- TASK STATEMENT: Pick out the lines containing "color".

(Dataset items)
=======

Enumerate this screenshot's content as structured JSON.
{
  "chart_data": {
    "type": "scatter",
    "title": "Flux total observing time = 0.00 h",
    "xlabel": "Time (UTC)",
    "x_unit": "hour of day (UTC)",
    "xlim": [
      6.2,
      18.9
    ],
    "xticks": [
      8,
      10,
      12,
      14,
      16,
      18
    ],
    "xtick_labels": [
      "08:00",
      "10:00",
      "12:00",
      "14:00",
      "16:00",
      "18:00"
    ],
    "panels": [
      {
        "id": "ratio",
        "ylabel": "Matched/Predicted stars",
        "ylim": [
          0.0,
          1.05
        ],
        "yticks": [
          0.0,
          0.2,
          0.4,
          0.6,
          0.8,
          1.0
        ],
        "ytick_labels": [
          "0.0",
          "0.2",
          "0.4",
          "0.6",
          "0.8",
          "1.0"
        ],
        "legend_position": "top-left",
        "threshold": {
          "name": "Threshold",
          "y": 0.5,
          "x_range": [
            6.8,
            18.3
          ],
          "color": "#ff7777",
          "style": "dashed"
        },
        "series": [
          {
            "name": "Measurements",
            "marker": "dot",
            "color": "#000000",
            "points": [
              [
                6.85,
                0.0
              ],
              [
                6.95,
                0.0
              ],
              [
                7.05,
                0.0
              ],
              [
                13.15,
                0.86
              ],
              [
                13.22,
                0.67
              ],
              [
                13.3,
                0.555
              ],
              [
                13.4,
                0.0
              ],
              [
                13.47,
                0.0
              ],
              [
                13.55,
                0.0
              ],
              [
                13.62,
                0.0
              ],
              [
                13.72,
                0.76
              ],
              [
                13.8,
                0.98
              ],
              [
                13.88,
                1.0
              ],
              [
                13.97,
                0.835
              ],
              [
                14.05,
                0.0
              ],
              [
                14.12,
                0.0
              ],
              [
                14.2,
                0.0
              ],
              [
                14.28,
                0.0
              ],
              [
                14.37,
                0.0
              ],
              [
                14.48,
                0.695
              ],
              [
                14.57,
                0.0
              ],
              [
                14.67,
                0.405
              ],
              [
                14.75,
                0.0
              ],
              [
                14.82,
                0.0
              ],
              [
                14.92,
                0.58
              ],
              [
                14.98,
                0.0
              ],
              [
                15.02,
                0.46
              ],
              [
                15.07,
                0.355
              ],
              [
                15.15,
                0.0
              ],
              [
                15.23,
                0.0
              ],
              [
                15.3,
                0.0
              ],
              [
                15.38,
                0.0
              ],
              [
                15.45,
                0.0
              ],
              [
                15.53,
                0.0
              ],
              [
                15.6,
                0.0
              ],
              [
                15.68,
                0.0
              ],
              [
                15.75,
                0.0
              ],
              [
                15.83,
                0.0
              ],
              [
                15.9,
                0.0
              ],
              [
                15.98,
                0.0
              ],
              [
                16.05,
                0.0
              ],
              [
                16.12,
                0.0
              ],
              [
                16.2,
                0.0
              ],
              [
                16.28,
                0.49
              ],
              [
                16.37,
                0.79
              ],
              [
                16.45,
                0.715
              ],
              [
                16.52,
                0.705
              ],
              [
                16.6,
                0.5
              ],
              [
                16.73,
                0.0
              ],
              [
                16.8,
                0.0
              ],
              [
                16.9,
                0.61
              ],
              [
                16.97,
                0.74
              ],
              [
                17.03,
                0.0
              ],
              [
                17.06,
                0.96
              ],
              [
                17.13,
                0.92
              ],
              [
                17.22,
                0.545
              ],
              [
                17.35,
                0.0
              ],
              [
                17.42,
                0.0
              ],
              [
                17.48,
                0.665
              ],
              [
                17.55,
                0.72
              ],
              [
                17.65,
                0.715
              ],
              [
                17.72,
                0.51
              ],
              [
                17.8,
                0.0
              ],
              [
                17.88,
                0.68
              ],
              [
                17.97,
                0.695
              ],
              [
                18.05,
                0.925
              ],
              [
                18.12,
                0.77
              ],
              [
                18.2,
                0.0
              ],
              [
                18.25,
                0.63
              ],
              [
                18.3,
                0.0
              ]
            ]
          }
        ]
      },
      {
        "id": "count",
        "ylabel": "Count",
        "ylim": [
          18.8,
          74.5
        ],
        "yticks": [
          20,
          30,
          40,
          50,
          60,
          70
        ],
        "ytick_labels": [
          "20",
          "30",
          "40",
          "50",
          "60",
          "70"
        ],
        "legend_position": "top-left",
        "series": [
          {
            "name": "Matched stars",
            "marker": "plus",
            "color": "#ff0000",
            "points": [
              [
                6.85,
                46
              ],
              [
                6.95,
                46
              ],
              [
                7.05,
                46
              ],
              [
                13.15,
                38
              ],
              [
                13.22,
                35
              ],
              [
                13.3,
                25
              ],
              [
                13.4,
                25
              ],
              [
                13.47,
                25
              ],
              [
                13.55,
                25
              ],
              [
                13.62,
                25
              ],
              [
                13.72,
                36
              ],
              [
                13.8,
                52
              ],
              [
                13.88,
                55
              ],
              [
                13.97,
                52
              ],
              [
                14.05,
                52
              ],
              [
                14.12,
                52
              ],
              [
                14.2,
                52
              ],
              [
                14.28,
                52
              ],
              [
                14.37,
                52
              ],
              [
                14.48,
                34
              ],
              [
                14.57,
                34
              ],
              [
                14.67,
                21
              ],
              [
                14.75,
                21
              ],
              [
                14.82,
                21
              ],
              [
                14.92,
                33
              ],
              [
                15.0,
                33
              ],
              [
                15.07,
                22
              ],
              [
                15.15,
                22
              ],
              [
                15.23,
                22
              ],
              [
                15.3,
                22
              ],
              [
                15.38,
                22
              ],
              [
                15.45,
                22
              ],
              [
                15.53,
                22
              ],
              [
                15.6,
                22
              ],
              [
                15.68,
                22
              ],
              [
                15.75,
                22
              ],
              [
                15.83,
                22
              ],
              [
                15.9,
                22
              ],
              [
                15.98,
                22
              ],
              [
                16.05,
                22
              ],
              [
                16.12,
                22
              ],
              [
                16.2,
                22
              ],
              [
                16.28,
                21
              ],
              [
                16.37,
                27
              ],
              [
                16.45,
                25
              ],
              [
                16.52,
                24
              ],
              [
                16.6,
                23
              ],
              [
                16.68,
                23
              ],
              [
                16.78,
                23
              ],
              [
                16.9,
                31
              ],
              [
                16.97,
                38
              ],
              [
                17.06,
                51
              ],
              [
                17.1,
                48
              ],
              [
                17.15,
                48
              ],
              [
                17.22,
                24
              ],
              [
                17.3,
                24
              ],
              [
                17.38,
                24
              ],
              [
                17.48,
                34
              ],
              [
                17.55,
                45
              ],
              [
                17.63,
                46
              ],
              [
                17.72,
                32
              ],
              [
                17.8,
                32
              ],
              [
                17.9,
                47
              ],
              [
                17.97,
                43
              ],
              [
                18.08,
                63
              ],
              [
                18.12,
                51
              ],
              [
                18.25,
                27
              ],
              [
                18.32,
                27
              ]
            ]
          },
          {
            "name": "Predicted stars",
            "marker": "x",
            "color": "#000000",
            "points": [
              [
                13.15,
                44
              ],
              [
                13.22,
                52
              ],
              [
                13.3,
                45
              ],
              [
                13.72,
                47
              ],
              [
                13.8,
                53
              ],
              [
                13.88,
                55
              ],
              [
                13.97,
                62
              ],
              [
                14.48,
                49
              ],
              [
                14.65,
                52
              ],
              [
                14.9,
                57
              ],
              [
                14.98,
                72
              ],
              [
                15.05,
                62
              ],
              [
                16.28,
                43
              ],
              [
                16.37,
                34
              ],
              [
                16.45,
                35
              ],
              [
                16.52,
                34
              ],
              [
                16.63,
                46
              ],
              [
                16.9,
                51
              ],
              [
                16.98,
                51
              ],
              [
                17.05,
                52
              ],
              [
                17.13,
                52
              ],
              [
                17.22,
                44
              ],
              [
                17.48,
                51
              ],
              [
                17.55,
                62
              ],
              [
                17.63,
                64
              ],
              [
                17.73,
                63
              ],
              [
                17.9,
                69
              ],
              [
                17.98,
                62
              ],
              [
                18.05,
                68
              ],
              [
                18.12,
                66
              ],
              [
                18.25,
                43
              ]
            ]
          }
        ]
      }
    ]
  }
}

=======

- SOLUTION FOR THIS TASK:
          "color": "#ff7777",
            "color": "#000000",
            "color": "#ff0000",
            "color": "#000000",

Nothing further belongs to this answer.